Extract all lines from the data beneath that include the word "دیگر".

--- START Provided information ---

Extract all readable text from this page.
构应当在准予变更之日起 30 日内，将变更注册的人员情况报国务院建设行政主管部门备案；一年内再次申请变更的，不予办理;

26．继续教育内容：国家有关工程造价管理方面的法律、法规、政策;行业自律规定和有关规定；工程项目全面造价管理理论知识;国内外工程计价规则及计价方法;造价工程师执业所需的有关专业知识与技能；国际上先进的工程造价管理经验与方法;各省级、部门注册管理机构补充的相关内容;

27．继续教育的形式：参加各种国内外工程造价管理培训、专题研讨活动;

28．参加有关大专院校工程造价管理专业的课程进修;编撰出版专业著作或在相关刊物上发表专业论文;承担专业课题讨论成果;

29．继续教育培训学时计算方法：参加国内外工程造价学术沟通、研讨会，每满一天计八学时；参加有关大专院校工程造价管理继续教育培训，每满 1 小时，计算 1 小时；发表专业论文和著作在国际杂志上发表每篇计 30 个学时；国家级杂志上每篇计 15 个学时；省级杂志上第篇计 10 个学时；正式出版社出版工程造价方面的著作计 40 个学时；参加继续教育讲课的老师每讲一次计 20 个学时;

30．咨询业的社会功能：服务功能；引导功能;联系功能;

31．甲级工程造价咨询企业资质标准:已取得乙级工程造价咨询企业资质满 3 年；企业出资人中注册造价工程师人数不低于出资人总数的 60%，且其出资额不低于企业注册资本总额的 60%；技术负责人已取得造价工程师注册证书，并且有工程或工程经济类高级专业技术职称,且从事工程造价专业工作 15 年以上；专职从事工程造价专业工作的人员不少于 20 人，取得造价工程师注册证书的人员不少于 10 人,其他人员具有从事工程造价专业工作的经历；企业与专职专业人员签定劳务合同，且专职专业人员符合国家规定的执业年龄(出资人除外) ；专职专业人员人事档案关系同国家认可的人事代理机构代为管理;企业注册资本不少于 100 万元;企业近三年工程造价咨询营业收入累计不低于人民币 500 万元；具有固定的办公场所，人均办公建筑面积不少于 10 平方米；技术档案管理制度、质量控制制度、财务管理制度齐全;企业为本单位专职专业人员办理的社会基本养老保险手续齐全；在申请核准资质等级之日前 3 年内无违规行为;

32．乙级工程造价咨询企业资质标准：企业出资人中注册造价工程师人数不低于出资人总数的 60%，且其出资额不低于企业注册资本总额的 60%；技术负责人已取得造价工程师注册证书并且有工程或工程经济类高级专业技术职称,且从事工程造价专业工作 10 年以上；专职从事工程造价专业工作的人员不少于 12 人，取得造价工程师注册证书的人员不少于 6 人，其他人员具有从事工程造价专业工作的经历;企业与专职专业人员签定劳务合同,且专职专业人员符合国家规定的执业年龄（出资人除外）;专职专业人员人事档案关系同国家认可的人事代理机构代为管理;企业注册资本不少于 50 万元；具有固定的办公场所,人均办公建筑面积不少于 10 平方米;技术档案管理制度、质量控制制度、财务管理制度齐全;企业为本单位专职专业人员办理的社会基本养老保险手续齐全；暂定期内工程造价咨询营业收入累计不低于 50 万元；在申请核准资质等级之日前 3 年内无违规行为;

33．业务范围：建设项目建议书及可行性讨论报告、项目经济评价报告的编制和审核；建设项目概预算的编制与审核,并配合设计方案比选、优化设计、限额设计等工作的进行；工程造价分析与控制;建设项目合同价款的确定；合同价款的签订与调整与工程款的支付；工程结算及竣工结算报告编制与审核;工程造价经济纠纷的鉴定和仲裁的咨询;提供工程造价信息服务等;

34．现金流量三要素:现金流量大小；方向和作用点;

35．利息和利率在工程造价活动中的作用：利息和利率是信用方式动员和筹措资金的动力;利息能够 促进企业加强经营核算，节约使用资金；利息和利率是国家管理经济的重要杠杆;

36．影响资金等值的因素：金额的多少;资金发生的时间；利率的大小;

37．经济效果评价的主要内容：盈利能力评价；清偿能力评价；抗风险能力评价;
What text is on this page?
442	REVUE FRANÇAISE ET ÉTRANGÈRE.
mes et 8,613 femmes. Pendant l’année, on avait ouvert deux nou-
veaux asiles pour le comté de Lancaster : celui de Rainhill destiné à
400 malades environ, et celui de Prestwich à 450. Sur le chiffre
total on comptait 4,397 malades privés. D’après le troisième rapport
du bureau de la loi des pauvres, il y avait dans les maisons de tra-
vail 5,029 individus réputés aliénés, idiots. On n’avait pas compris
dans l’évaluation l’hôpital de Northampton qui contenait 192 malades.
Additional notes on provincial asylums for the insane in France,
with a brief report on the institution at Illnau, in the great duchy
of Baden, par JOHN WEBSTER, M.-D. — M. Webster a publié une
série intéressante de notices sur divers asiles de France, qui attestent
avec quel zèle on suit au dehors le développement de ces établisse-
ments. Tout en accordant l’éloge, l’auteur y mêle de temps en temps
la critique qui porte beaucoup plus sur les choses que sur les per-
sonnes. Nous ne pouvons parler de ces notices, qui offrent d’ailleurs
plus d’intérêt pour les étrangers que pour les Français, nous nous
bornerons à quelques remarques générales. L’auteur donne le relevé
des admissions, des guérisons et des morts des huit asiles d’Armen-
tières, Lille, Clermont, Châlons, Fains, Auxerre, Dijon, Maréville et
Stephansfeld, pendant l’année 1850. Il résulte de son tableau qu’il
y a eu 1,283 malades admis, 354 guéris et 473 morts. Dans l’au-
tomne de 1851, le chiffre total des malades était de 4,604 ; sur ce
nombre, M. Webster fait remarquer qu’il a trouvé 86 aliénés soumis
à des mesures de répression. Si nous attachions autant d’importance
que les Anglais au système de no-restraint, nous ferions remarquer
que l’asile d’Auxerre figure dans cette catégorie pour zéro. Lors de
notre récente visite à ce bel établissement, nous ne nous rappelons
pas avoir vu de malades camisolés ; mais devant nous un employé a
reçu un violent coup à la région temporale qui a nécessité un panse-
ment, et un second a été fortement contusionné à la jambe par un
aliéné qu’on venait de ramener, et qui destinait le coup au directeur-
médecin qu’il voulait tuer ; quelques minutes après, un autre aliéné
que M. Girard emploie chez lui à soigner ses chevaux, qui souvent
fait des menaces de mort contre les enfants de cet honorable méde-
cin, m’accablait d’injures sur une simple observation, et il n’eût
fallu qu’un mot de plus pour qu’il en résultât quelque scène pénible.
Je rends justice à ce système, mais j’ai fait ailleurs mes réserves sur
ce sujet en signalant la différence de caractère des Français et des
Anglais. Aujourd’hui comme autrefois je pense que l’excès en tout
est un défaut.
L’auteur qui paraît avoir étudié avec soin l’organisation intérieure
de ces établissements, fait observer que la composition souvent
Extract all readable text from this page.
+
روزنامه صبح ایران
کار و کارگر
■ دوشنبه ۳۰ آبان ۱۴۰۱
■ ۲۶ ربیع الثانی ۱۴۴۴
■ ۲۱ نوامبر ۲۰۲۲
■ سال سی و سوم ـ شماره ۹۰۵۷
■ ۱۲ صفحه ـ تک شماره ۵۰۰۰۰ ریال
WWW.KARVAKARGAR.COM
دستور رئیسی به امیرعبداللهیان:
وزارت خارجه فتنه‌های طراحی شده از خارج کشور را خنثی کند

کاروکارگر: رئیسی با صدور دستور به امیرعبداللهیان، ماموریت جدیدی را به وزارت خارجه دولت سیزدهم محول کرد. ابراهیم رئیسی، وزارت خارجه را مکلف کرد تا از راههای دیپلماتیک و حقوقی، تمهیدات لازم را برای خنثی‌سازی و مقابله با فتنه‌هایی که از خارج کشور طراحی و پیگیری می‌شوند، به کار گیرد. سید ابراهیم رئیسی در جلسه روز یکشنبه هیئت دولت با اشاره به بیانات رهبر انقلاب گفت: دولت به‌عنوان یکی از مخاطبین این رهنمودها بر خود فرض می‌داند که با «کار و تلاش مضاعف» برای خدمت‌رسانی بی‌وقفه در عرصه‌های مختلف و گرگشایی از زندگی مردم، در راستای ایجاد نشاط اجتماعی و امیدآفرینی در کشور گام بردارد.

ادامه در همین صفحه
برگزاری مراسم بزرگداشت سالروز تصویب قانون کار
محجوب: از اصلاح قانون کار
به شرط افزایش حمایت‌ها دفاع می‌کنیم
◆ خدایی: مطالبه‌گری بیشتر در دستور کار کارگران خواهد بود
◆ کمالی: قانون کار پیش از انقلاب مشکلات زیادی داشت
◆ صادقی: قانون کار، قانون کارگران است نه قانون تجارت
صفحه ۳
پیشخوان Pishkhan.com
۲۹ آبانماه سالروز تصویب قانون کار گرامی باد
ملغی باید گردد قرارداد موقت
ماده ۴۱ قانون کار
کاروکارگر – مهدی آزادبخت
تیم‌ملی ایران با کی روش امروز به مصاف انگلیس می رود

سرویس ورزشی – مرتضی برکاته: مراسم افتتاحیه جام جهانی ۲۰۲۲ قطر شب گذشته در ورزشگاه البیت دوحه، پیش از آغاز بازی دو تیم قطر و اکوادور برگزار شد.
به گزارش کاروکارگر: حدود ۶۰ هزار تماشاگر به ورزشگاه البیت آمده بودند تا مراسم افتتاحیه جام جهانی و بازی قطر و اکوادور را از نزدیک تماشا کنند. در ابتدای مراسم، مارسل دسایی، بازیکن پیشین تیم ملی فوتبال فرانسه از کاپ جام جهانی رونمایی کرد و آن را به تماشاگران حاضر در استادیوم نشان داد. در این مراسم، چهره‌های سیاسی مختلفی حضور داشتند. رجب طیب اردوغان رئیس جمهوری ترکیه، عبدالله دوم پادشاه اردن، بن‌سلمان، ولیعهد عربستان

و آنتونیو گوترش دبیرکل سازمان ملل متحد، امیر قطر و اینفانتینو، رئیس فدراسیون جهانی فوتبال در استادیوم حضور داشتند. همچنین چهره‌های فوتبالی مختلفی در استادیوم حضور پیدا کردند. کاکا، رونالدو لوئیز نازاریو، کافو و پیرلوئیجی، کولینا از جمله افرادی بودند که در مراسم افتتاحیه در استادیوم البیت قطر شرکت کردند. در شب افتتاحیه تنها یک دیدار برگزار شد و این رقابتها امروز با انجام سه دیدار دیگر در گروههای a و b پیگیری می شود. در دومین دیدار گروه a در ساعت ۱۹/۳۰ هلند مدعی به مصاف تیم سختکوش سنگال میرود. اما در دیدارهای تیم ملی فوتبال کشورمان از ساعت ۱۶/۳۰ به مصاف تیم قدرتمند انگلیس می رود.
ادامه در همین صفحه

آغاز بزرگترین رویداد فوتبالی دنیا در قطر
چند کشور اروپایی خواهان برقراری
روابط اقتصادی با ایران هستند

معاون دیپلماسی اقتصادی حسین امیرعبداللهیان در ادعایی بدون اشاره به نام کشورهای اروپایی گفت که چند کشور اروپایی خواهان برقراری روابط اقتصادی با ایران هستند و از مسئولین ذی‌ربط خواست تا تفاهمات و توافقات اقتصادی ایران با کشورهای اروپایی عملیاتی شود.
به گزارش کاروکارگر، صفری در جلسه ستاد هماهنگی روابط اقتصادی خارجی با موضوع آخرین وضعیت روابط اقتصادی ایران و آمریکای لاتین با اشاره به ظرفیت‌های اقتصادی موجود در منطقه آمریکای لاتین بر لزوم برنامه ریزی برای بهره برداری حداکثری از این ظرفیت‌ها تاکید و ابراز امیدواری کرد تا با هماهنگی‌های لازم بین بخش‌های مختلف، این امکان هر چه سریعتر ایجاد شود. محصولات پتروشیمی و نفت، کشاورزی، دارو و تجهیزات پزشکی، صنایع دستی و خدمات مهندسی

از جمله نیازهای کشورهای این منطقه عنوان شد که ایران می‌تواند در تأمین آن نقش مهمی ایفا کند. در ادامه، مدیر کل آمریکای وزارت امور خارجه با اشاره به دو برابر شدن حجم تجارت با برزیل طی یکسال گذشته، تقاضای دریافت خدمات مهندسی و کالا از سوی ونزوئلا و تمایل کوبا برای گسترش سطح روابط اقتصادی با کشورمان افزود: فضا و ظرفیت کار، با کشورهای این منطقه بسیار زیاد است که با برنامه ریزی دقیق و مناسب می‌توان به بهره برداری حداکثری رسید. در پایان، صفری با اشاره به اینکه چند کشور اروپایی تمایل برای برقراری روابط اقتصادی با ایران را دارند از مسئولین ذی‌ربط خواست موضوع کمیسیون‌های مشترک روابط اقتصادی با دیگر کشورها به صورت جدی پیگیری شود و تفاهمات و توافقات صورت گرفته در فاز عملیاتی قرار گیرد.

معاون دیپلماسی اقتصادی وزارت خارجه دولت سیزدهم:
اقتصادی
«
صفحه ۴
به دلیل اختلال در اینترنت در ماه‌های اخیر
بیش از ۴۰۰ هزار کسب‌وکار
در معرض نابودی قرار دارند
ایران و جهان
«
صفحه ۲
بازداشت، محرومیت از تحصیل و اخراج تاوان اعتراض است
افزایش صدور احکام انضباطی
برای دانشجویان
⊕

--- END Provided information ---

### The solution
و آنتونیو گوترش دبیرکل سازمان ملل متحد، امیر قطر و اینفانتینو، رئیس فدراسیون جهانی فوتبال در استادیوم حضور داشتند. همچنین چهره‌های فوتبالی مختلفی در استادیوم حضور پیدا کردند. کاکا، رونالدو لوئیز نازاریو، کافو و پیرلوئیجی، کولینا از جمله افرادی بودند که در مراسم افتتاحیه در استادیوم البیت قطر شرکت کردند. در شب افتتاحیه تنها یک دیدار برگزار شد و این رقابتها امروز با انجام سه دیدار دیگر در گروههای a و b پیگیری می شود. در دومین دیدار گروه a در ساعت ۱۹/۳۰ هلند مدعی به مصاف تیم سختکوش سنگال میرود. اما در دیدارهای تیم ملی فوتبال کشورمان از ساعت ۱۶/۳۰ به مصاف تیم قدرتمند انگلیس می رود.
از جمله نیازهای کشورهای این منطقه عنوان شد که ایران می‌تواند در تأمین آن نقش مهمی ایفا کند. در ادامه، مدیر کل آمریکای وزارت امور خارجه با اشاره به دو برابر شدن حجم تجارت با برزیل طی یکسال گذشته، تقاضای دریافت خدمات مهندسی و کالا از سوی ونزوئلا و تمایل کوبا برای گسترش سطح روابط اقتصادی با کشورمان افزود: فضا و ظرفیت کار، با کشورهای این منطقه بسیار زیاد است که با برنامه ریزی دقیق و مناسب می‌توان به بهره برداری حداکثری رسید. در پایان، صفری با اشاره به اینکه چند کشور اروپایی تمایل برای برقراری روابط اقتصادی با ایران را دارند از مسئولین ذی‌ربط خواست موضوع کمیسیون‌های مشترک روابط اقتصادی با دیگر کشورها به صورت جدی پیگیری شود و تفاهمات و توافقات صورت گرفته در فاز عملیاتی قرار گیرد.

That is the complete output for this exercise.